Rewrite the records below as a Markdown table with two columns, "Row" for the row number and "Line" for the line itself. Skip blank lines and leave the pictures out.

↓↓↓

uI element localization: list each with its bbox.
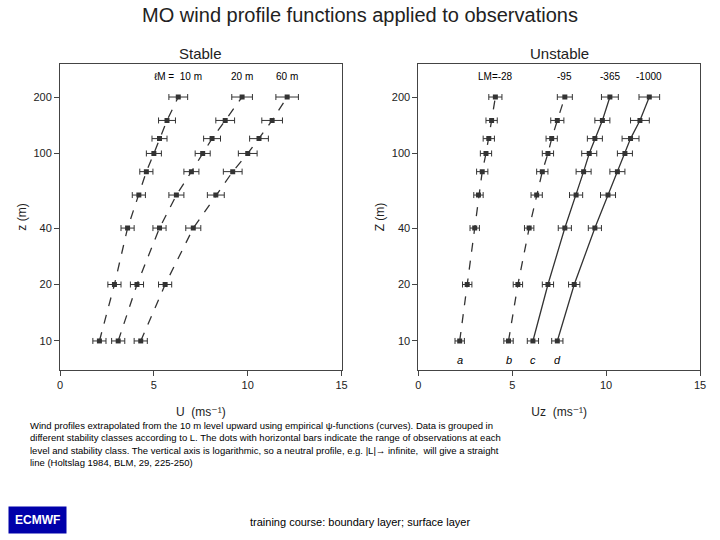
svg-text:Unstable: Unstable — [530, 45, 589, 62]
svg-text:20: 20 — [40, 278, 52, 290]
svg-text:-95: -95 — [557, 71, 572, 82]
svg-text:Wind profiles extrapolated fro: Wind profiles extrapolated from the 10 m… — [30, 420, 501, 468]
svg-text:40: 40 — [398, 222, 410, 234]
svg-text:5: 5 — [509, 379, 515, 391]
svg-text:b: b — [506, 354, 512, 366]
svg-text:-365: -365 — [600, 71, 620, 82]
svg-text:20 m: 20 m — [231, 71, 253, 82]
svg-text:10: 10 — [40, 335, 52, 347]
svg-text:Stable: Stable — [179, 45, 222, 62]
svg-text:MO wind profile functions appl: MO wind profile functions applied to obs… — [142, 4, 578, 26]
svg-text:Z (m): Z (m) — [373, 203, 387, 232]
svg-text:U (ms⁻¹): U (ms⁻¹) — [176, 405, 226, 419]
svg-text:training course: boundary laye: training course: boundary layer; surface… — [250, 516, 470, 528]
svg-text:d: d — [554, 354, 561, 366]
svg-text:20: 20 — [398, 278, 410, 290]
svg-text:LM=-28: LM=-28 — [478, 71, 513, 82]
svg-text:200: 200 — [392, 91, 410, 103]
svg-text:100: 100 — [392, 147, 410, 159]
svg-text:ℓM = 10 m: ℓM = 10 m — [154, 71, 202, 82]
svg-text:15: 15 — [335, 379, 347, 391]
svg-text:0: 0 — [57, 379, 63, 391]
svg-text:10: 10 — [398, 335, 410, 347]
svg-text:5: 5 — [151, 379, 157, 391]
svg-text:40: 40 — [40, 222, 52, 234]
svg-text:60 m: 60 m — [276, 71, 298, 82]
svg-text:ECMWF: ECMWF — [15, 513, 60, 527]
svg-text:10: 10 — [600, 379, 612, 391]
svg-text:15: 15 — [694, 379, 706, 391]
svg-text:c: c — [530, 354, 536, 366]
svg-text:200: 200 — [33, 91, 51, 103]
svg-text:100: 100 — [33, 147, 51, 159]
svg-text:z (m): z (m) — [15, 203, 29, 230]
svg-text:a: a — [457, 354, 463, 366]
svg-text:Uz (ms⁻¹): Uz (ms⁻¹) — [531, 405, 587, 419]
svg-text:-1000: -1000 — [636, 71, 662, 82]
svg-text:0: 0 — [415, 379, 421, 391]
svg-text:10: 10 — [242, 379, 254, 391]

↑↑↑

Written answer:
| Row | Line |
|---|---|
| 1 | uI element localization: list each with its bbox. |
| 2 | svg-text:Unstable: Unstable — [530, 45, 589, 62] |
| 3 | svg-text:20: 20 — [40, 278, 52, 290] |
| 4 | svg-text:-95: -95 — [557, 71, 572, 82] |
| 5 | svg-text:Wind profiles extrapolated fro: Wind profiles extrapolated from the 10 m… — [30, 420, 501, 468] |
| 6 | svg-text:40: 40 — [398, 222, 410, 234] |
| 7 | svg-text:5: 5 — [509, 379, 515, 391] |
| 8 | svg-text:b: b — [506, 354, 512, 366] |
| 9 | svg-text:-365: -365 — [600, 71, 620, 82] |
| 10 | svg-text:20 m: 20 m — [231, 71, 253, 82] |
| 11 | svg-text:10: 10 — [40, 335, 52, 347] |
| 12 | svg-text:Stable: Stable — [179, 45, 222, 62] |
| 13 | svg-text:MO wind profile functions appl: MO wind profile functions applied to obs… — [142, 4, 578, 26] |
| 14 | svg-text:Z (m): Z (m) — [373, 203, 387, 232] |
| 15 | svg-text:U (ms⁻¹): U (ms⁻¹) — [176, 405, 226, 419] |
| 16 | svg-text:training course: boundary laye: training course: boundary layer; surface… — [250, 516, 470, 528] |
| 17 | svg-text:d: d — [554, 354, 561, 366] |
| 18 | svg-text:20: 20 — [398, 278, 410, 290] |
| 19 | svg-text:LM=-28: LM=-28 — [478, 71, 513, 82] |
| 20 | svg-text:200: 200 — [392, 91, 410, 103] |
| 21 | svg-text:100: 100 — [392, 147, 410, 159] |
| 22 | svg-text:ℓM = 10 m: ℓM = 10 m — [154, 71, 202, 82] |
| 23 | svg-text:15: 15 — [335, 379, 347, 391] |
| 24 | svg-text:0: 0 — [57, 379, 63, 391] |
| 25 | svg-text:10: 10 — [398, 335, 410, 347] |
| 26 | svg-text:5: 5 — [151, 379, 157, 391] |
| 27 | svg-text:40: 40 — [40, 222, 52, 234] |
| 28 | svg-text:60 m: 60 m — [276, 71, 298, 82] |
| 29 | svg-text:ECMWF: ECMWF — [15, 513, 60, 527] |
| 30 | svg-text:10: 10 — [600, 379, 612, 391] |
| 31 | svg-text:15: 15 — [694, 379, 706, 391] |
| 32 | svg-text:c: c — [530, 354, 536, 366] |
| 33 | svg-text:200: 200 — [33, 91, 51, 103] |
| 34 | svg-text:100: 100 — [33, 147, 51, 159] |
| 35 | svg-text:z (m): z (m) — [15, 203, 29, 230] |
| 36 | svg-text:a: a — [457, 354, 463, 366] |
| 37 | svg-text:Uz (ms⁻¹): Uz (ms⁻¹) — [531, 405, 587, 419] |
| 38 | svg-text:-1000: -1000 — [636, 71, 662, 82] |
| 39 | svg-text:0: 0 — [415, 379, 421, 391] |
| 40 | svg-text:10: 10 — [242, 379, 254, 391] |